**Data for this task**

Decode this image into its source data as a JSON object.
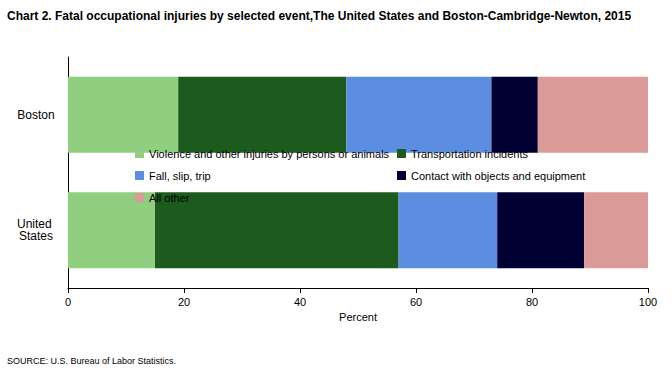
{
  "chart_data": {
    "type": "bar",
    "title": "Chart 2. Fatal occupational injuries by selected event,The United States and Boston-Cambridge-Newton, 2015",
    "source": "SOURCE: U.S. Bureau of Labor Statistics.",
    "orientation": "horizontal",
    "stacked": true,
    "grid": false,
    "x_label": "Percent",
    "categories": [
      "Boston",
      "United States"
    ],
    "series": [
      {
        "name": "Violence and other injuries by persons or animals",
        "color": "#8fcf7f",
        "values": [
          19,
          15
        ]
      },
      {
        "name": "Transportation incidents",
        "color": "#1d5a1d",
        "values": [
          29,
          42
        ]
      },
      {
        "name": "Fall, slip, trip",
        "color": "#5b8ee0",
        "values": [
          25,
          17
        ]
      },
      {
        "name": "Contact with objects and equipment",
        "color": "#000033",
        "values": [
          8,
          15
        ]
      },
      {
        "name": "All other",
        "color": "#d99a98",
        "values": [
          19,
          11
        ]
      }
    ],
    "xlim": [
      0,
      100
    ],
    "xticks": [
      0,
      20,
      40,
      60,
      80,
      100
    ]
  }
}
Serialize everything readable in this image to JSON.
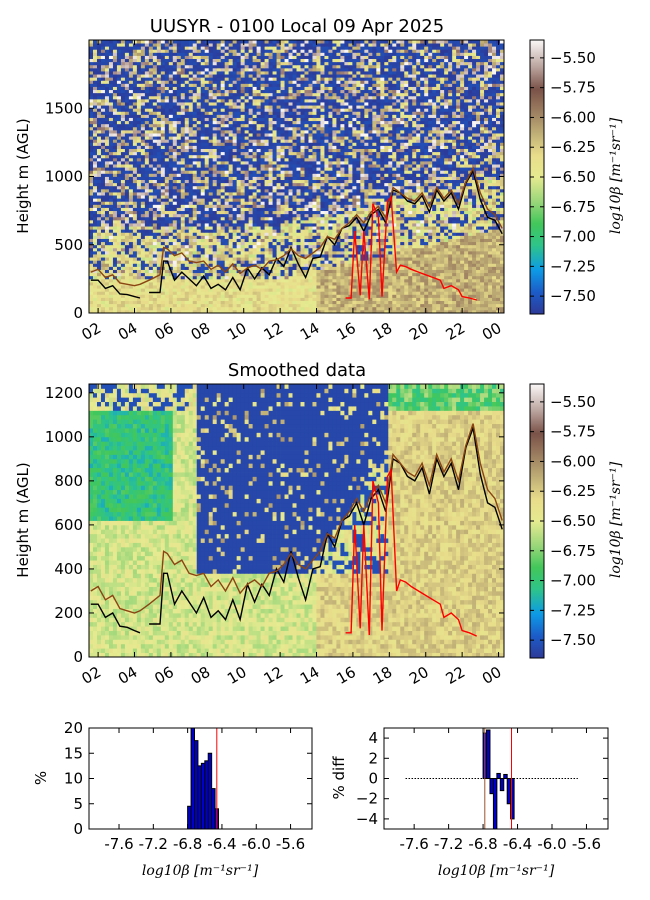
{
  "figure": {
    "top_title": "UUSYR - 0100 Local 09 Apr 2025",
    "mid_title": "Smoothed data",
    "ylabel": "Height m (AGL)",
    "colorbar_label": "log10β [m⁻¹sr⁻¹]",
    "colorbar_ticks": [
      "−5.50",
      "−5.75",
      "−6.00",
      "−6.25",
      "−6.50",
      "−6.75",
      "−7.00",
      "−7.25",
      "−7.50"
    ],
    "colorbar_values": [
      -5.5,
      -5.75,
      -6.0,
      -6.25,
      -6.5,
      -6.75,
      -7.0,
      -7.25,
      -7.5
    ],
    "colorbar_range": [
      -7.65,
      -5.35
    ],
    "hist_xlabel": "log10β [m⁻¹sr⁻¹]",
    "hist_left_ylabel": "%",
    "hist_right_ylabel": "% diff",
    "colors": {
      "line_black": "#000000",
      "line_brown": "#8b4513",
      "line_red": "#ff0000",
      "bar_blue": "#0000cc",
      "vline_red": "#ff0000",
      "vline_brown": "#a0522d"
    }
  },
  "chart_data": [
    {
      "type": "heatmap",
      "title": "UUSYR - 0100 Local 09 Apr 2025",
      "ylabel": "Height m (AGL)",
      "xlabel": "",
      "x_ticks": [
        "02",
        "04",
        "06",
        "08",
        "10",
        "12",
        "14",
        "16",
        "18",
        "20",
        "22",
        "00"
      ],
      "x_tick_hours": [
        2,
        4,
        6,
        8,
        10,
        12,
        14,
        16,
        18,
        20,
        22,
        24
      ],
      "xlim": [
        1.5,
        24.3
      ],
      "y_ticks": [
        "0",
        "500",
        "1000",
        "1500"
      ],
      "y_tick_values": [
        0,
        500,
        1000,
        1500
      ],
      "ylim": [
        0,
        2000
      ],
      "colorbar": "log10β [m⁻¹sr⁻¹]",
      "series": [
        {
          "color": "black",
          "x": [
            1.6,
            2.0,
            2.4,
            2.8,
            3.2,
            3.6,
            4.0,
            4.3
          ],
          "y": [
            240,
            240,
            180,
            200,
            140,
            135,
            120,
            110
          ]
        },
        {
          "color": "black",
          "x": [
            4.8,
            5.4,
            5.6,
            5.8,
            6.2,
            6.6,
            7.0,
            7.4,
            7.8,
            8.2,
            8.6,
            9.0,
            9.4,
            9.8,
            10.2,
            10.6,
            11.0,
            11.4,
            11.8,
            12.2,
            12.6,
            13.0,
            13.4,
            13.8,
            14.2,
            14.6,
            15.0,
            15.4,
            15.8,
            16.2,
            16.6,
            17.0,
            17.4,
            17.8,
            18.2,
            18.6,
            19.0,
            19.4,
            19.8,
            20.2,
            20.6,
            21.0,
            21.4,
            21.8,
            22.2,
            22.6,
            23.0,
            23.4,
            23.8,
            24.2
          ],
          "y": [
            150,
            150,
            380,
            380,
            240,
            300,
            250,
            200,
            270,
            180,
            210,
            170,
            260,
            170,
            330,
            250,
            330,
            280,
            400,
            340,
            480,
            360,
            260,
            400,
            410,
            560,
            500,
            620,
            640,
            700,
            600,
            720,
            760,
            660,
            900,
            880,
            820,
            800,
            860,
            740,
            900,
            820,
            880,
            760,
            950,
            1040,
            830,
            700,
            680,
            580
          ]
        },
        {
          "color": "brown",
          "x": [
            1.6,
            2.0,
            2.4,
            2.8,
            3.2,
            3.6,
            4.0,
            4.3,
            4.8,
            5.4,
            5.6,
            5.8,
            6.2,
            6.6,
            7.0,
            7.4,
            7.8,
            8.2,
            8.6,
            9.0,
            9.4,
            9.8,
            10.2,
            10.6,
            11.0,
            11.4,
            11.8,
            12.2,
            12.6,
            13.0,
            13.4,
            13.8,
            14.2,
            14.6,
            15.0,
            15.4,
            15.8,
            16.2,
            16.6,
            17.0,
            17.4,
            17.8,
            18.2,
            18.6,
            19.0,
            19.4,
            19.8,
            20.2,
            20.6,
            21.0,
            21.4,
            21.8,
            22.2,
            22.6,
            23.0,
            23.4,
            23.8,
            24.2
          ],
          "y": [
            300,
            320,
            260,
            280,
            220,
            210,
            200,
            210,
            240,
            280,
            480,
            470,
            420,
            440,
            380,
            370,
            380,
            320,
            350,
            300,
            360,
            290,
            330,
            350,
            320,
            380,
            390,
            420,
            470,
            420,
            400,
            440,
            480,
            560,
            540,
            620,
            660,
            720,
            660,
            740,
            780,
            700,
            920,
            880,
            840,
            820,
            880,
            780,
            920,
            840,
            900,
            800,
            960,
            1060,
            880,
            760,
            720,
            620
          ]
        },
        {
          "color": "red",
          "x": [
            15.6,
            15.9,
            16.1,
            16.4,
            16.6,
            16.9,
            17.1,
            17.4,
            17.6,
            17.9,
            18.1,
            18.4,
            18.6,
            18.9,
            19.2,
            19.6,
            20.0,
            20.4,
            20.8,
            21.0,
            21.4,
            21.8,
            22.0,
            22.4,
            22.8
          ],
          "y": [
            110,
            110,
            600,
            130,
            600,
            100,
            800,
            700,
            120,
            820,
            850,
            300,
            350,
            340,
            320,
            300,
            280,
            260,
            240,
            180,
            200,
            170,
            120,
            110,
            95
          ]
        }
      ]
    },
    {
      "type": "heatmap",
      "title": "Smoothed data",
      "ylabel": "Height m (AGL)",
      "xlabel": "",
      "x_ticks": [
        "02",
        "04",
        "06",
        "08",
        "10",
        "12",
        "14",
        "16",
        "18",
        "20",
        "22",
        "00"
      ],
      "x_tick_hours": [
        2,
        4,
        6,
        8,
        10,
        12,
        14,
        16,
        18,
        20,
        22,
        24
      ],
      "xlim": [
        1.5,
        24.3
      ],
      "y_ticks": [
        "0",
        "200",
        "400",
        "600",
        "800",
        "1000",
        "1200"
      ],
      "y_tick_values": [
        0,
        200,
        400,
        600,
        800,
        1000,
        1200
      ],
      "ylim": [
        0,
        1240
      ],
      "colorbar": "log10β [m⁻¹sr⁻¹]"
    },
    {
      "type": "bar",
      "xlabel": "log10β [m⁻¹sr⁻¹]",
      "ylabel": "%",
      "x_ticks": [
        "-7.6",
        "-7.2",
        "-6.8",
        "-6.4",
        "-6.0",
        "-5.6"
      ],
      "x_tick_values": [
        -7.6,
        -7.2,
        -6.8,
        -6.4,
        -6.0,
        -5.6
      ],
      "xlim": [
        -7.95,
        -5.35
      ],
      "y_ticks": [
        "0",
        "5",
        "10",
        "15",
        "20"
      ],
      "y_tick_values": [
        0,
        5,
        10,
        15,
        20
      ],
      "ylim": [
        0,
        20
      ],
      "bin_width": 0.04,
      "x": [
        -6.78,
        -6.74,
        -6.7,
        -6.66,
        -6.62,
        -6.58,
        -6.54,
        -6.5,
        -6.46
      ],
      "values": [
        4.5,
        20,
        17.5,
        12.5,
        13,
        13.5,
        15,
        8,
        4
      ],
      "vlines": [
        -6.46
      ]
    },
    {
      "type": "bar",
      "xlabel": "log10β [m⁻¹sr⁻¹]",
      "ylabel": "% diff",
      "x_ticks": [
        "-7.6",
        "-7.2",
        "-6.8",
        "-6.4",
        "-6.0",
        "-5.6"
      ],
      "x_tick_values": [
        -7.6,
        -7.2,
        -6.8,
        -6.4,
        -6.0,
        -5.6
      ],
      "xlim": [
        -7.95,
        -5.35
      ],
      "y_ticks": [
        "4",
        "2",
        "0",
        "−2",
        "−4"
      ],
      "y_tick_values": [
        4,
        2,
        0,
        -2,
        -4
      ],
      "ylim": [
        -5,
        5
      ],
      "bin_width": 0.04,
      "x": [
        -6.78,
        -6.74,
        -6.7,
        -6.66,
        -6.62,
        -6.58,
        -6.54,
        -6.5,
        -6.46
      ],
      "values": [
        4.5,
        4.8,
        -1.5,
        -5,
        0.5,
        -1.2,
        0.4,
        -2.5,
        -4
      ],
      "zero_line": {
        "x_from": -7.7,
        "x_to": -5.7,
        "style": "dotted"
      },
      "vlines": [
        -6.78,
        -6.47
      ]
    }
  ]
}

**Short task**
Every line above that contains the word "source" should be reported.

**Answer to the task**
Decode this image into its source data as a JSON object.
    "source": "SOURCE: U.S. Bureau of Labor Statistics.",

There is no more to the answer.